Problem to solve: Would you quote every entry exactly, dropping only the pictures?
========================
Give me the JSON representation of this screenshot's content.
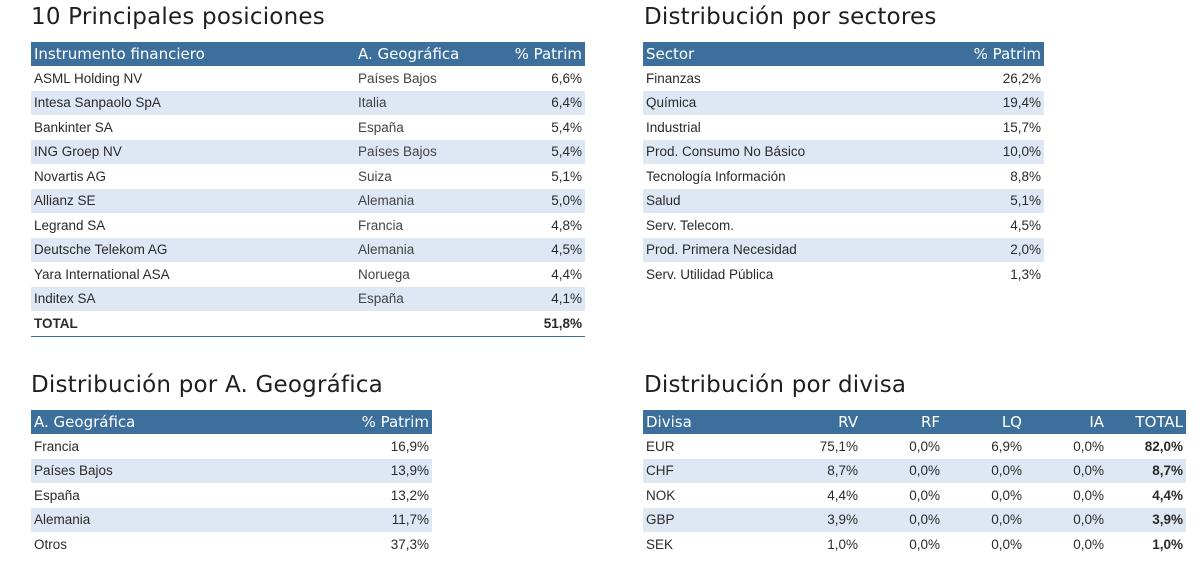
{
  "top10": {
    "title": "10 Principales posiciones",
    "headers": [
      "Instrumento financiero",
      "A. Geográfica",
      "% Patrim"
    ],
    "rows": [
      [
        "ASML Holding NV",
        "Países Bajos",
        "6,6%"
      ],
      [
        "Intesa Sanpaolo SpA",
        "Italia",
        "6,4%"
      ],
      [
        "Bankinter SA",
        "España",
        "5,4%"
      ],
      [
        "ING Groep NV",
        "Países Bajos",
        "5,4%"
      ],
      [
        "Novartis AG",
        "Suiza",
        "5,1%"
      ],
      [
        "Allianz SE",
        "Alemania",
        "5,0%"
      ],
      [
        "Legrand SA",
        "Francia",
        "4,8%"
      ],
      [
        "Deutsche Telekom AG",
        "Alemania",
        "4,5%"
      ],
      [
        "Yara International ASA",
        "Noruega",
        "4,4%"
      ],
      [
        "Inditex SA",
        "España",
        "4,1%"
      ]
    ],
    "total_label": "TOTAL",
    "total_value": "51,8%"
  },
  "sectors": {
    "title": "Distribución por sectores",
    "headers": [
      "Sector",
      "% Patrim"
    ],
    "rows": [
      [
        "Finanzas",
        "26,2%"
      ],
      [
        "Química",
        "19,4%"
      ],
      [
        "Industrial",
        "15,7%"
      ],
      [
        "Prod. Consumo No Básico",
        "10,0%"
      ],
      [
        "Tecnología Información",
        "8,8%"
      ],
      [
        "Salud",
        "5,1%"
      ],
      [
        "Serv. Telecom.",
        "4,5%"
      ],
      [
        "Prod. Primera Necesidad",
        "2,0%"
      ],
      [
        "Serv. Utilidad Pública",
        "1,3%"
      ]
    ]
  },
  "geo": {
    "title": "Distribución por A. Geográfica",
    "headers": [
      "A. Geográfica",
      "% Patrim"
    ],
    "rows": [
      [
        "Francia",
        "16,9%"
      ],
      [
        "Países Bajos",
        "13,9%"
      ],
      [
        "España",
        "13,2%"
      ],
      [
        "Alemania",
        "11,7%"
      ],
      [
        "Otros",
        "37,3%"
      ]
    ]
  },
  "currency": {
    "title": "Distribución por divisa",
    "headers": [
      "Divisa",
      "RV",
      "RF",
      "LQ",
      "IA",
      "TOTAL"
    ],
    "rows": [
      [
        "EUR",
        "75,1%",
        "0,0%",
        "6,9%",
        "0,0%",
        "82,0%"
      ],
      [
        "CHF",
        "8,7%",
        "0,0%",
        "0,0%",
        "0,0%",
        "8,7%"
      ],
      [
        "NOK",
        "4,4%",
        "0,0%",
        "0,0%",
        "0,0%",
        "4,4%"
      ],
      [
        "GBP",
        "3,9%",
        "0,0%",
        "0,0%",
        "0,0%",
        "3,9%"
      ],
      [
        "SEK",
        "1,0%",
        "0,0%",
        "0,0%",
        "0,0%",
        "1,0%"
      ]
    ]
  },
  "colors": {
    "header_bg": "#3d6f9d",
    "stripe_bg": "#dde8f4"
  }
}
========================
The output:
Give me the JSON representation of this screenshot's content.
{
  "top10": {
    "title": "10 Principales posiciones",
    "headers": [
      "Instrumento financiero",
      "A. Geográfica",
      "% Patrim"
    ],
    "rows": [
      [
        "ASML Holding NV",
        "Países Bajos",
        "6,6%"
      ],
      [
        "Intesa Sanpaolo SpA",
        "Italia",
        "6,4%"
      ],
      [
        "Bankinter SA",
        "España",
        "5,4%"
      ],
      [
        "ING Groep NV",
        "Países Bajos",
        "5,4%"
      ],
      [
        "Novartis AG",
        "Suiza",
        "5,1%"
      ],
      [
        "Allianz SE",
        "Alemania",
        "5,0%"
      ],
      [
        "Legrand SA",
        "Francia",
        "4,8%"
      ],
      [
        "Deutsche Telekom AG",
        "Alemania",
        "4,5%"
      ],
      [
        "Yara International ASA",
        "Noruega",
        "4,4%"
      ],
      [
        "Inditex SA",
        "España",
        "4,1%"
      ]
    ],
    "total_label": "TOTAL",
    "total_value": "51,8%"
  },
  "sectors": {
    "title": "Distribución por sectores",
    "headers": [
      "Sector",
      "% Patrim"
    ],
    "rows": [
      [
        "Finanzas",
        "26,2%"
      ],
      [
        "Química",
        "19,4%"
      ],
      [
        "Industrial",
        "15,7%"
      ],
      [
        "Prod. Consumo No Básico",
        "10,0%"
      ],
      [
        "Tecnología Información",
        "8,8%"
      ],
      [
        "Salud",
        "5,1%"
      ],
      [
        "Serv. Telecom.",
        "4,5%"
      ],
      [
        "Prod. Primera Necesidad",
        "2,0%"
      ],
      [
        "Serv. Utilidad Pública",
        "1,3%"
      ]
    ]
  },
  "geo": {
    "title": "Distribución por A. Geográfica",
    "headers": [
      "A. Geográfica",
      "% Patrim"
    ],
    "rows": [
      [
        "Francia",
        "16,9%"
      ],
      [
        "Países Bajos",
        "13,9%"
      ],
      [
        "España",
        "13,2%"
      ],
      [
        "Alemania",
        "11,7%"
      ],
      [
        "Otros",
        "37,3%"
      ]
    ]
  },
  "currency": {
    "title": "Distribución por divisa",
    "headers": [
      "Divisa",
      "RV",
      "RF",
      "LQ",
      "IA",
      "TOTAL"
    ],
    "rows": [
      [
        "EUR",
        "75,1%",
        "0,0%",
        "6,9%",
        "0,0%",
        "82,0%"
      ],
      [
        "CHF",
        "8,7%",
        "0,0%",
        "0,0%",
        "0,0%",
        "8,7%"
      ],
      [
        "NOK",
        "4,4%",
        "0,0%",
        "0,0%",
        "0,0%",
        "4,4%"
      ],
      [
        "GBP",
        "3,9%",
        "0,0%",
        "0,0%",
        "0,0%",
        "3,9%"
      ],
      [
        "SEK",
        "1,0%",
        "0,0%",
        "0,0%",
        "0,0%",
        "1,0%"
      ]
    ]
  },
  "colors": {
    "header_bg": "#3d6f9d",
    "stripe_bg": "#dde8f4"
  }
}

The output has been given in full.